:: MATERIAL PROVIDED ::

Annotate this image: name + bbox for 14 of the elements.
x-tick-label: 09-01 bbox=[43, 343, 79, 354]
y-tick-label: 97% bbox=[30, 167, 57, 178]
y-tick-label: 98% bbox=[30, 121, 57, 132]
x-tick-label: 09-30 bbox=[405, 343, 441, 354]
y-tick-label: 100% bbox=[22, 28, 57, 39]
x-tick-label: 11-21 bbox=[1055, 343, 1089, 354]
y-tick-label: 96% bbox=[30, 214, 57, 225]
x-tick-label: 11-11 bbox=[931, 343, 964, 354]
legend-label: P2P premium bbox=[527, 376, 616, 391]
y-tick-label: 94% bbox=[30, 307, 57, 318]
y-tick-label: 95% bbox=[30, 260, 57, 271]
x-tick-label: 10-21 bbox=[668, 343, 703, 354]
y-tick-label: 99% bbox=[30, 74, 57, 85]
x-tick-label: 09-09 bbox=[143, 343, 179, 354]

:::

Copy the records above verbatim, line for line.

Annotate this image: name + bbox for 14 of the elements.
x-tick-label: 09-01 bbox=[43, 343, 79, 354]
y-tick-label: 97% bbox=[30, 167, 57, 178]
y-tick-label: 98% bbox=[30, 121, 57, 132]
x-tick-label: 09-30 bbox=[405, 343, 441, 354]
y-tick-label: 100% bbox=[22, 28, 57, 39]
x-tick-label: 11-21 bbox=[1055, 343, 1089, 354]
y-tick-label: 96% bbox=[30, 214, 57, 225]
x-tick-label: 11-11 bbox=[931, 343, 964, 354]
legend-label: P2P premium bbox=[527, 376, 616, 391]
y-tick-label: 94% bbox=[30, 307, 57, 318]
y-tick-label: 95% bbox=[30, 260, 57, 271]
x-tick-label: 10-21 bbox=[668, 343, 703, 354]
y-tick-label: 99% bbox=[30, 74, 57, 85]
x-tick-label: 09-09 bbox=[143, 343, 179, 354]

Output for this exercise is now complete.